PROBLEM REQUIREMENTS: Print each entry as it appears. Images stay out of the copy.

Entries from a visual dataset
-.-.-

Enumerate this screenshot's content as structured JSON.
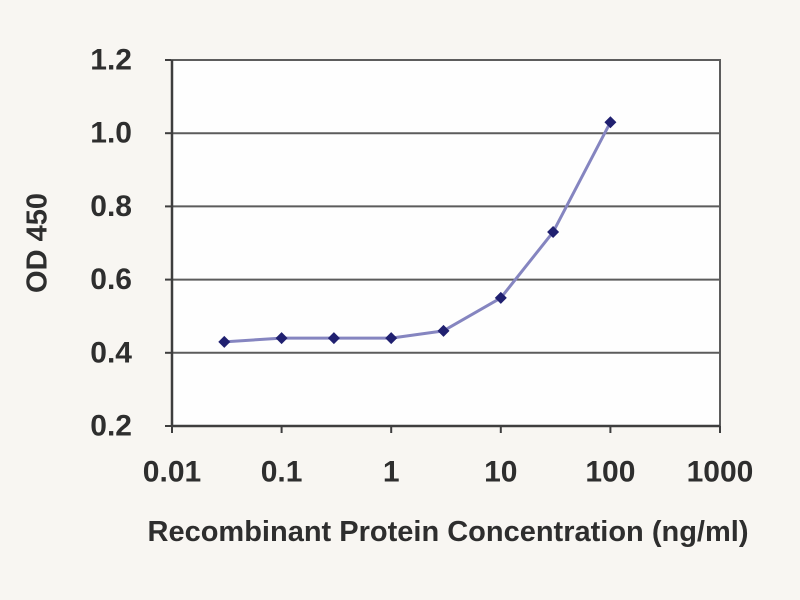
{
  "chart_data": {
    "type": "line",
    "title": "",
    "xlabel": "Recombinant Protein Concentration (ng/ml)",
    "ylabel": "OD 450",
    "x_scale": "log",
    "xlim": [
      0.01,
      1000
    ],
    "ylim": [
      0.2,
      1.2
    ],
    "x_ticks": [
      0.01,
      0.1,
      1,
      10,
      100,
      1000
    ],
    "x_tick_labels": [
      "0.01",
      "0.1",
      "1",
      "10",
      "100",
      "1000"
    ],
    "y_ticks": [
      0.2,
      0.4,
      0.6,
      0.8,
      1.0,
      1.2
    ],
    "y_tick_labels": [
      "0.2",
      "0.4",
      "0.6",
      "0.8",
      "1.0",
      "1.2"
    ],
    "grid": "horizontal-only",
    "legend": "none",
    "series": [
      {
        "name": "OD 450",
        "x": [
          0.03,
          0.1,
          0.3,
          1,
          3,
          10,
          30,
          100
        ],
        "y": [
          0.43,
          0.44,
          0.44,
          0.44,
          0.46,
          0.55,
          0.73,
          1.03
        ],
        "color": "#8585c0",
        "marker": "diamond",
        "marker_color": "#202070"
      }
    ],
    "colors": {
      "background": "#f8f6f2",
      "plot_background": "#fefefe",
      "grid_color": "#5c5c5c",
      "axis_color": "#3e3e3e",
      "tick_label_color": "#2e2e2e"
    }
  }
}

-.-.-

RESPONSE:
Enumerate this screenshot's content as structured JSON.
{
  "chart_data": {
    "type": "line",
    "title": "",
    "xlabel": "Recombinant Protein Concentration (ng/ml)",
    "ylabel": "OD 450",
    "x_scale": "log",
    "xlim": [
      0.01,
      1000
    ],
    "ylim": [
      0.2,
      1.2
    ],
    "x_ticks": [
      0.01,
      0.1,
      1,
      10,
      100,
      1000
    ],
    "x_tick_labels": [
      "0.01",
      "0.1",
      "1",
      "10",
      "100",
      "1000"
    ],
    "y_ticks": [
      0.2,
      0.4,
      0.6,
      0.8,
      1.0,
      1.2
    ],
    "y_tick_labels": [
      "0.2",
      "0.4",
      "0.6",
      "0.8",
      "1.0",
      "1.2"
    ],
    "grid": "horizontal-only",
    "legend": "none",
    "series": [
      {
        "name": "OD 450",
        "x": [
          0.03,
          0.1,
          0.3,
          1,
          3,
          10,
          30,
          100
        ],
        "y": [
          0.43,
          0.44,
          0.44,
          0.44,
          0.46,
          0.55,
          0.73,
          1.03
        ],
        "color": "#8585c0",
        "marker": "diamond",
        "marker_color": "#202070"
      }
    ],
    "colors": {
      "background": "#f8f6f2",
      "plot_background": "#fefefe",
      "grid_color": "#5c5c5c",
      "axis_color": "#3e3e3e",
      "tick_label_color": "#2e2e2e"
    }
  }
}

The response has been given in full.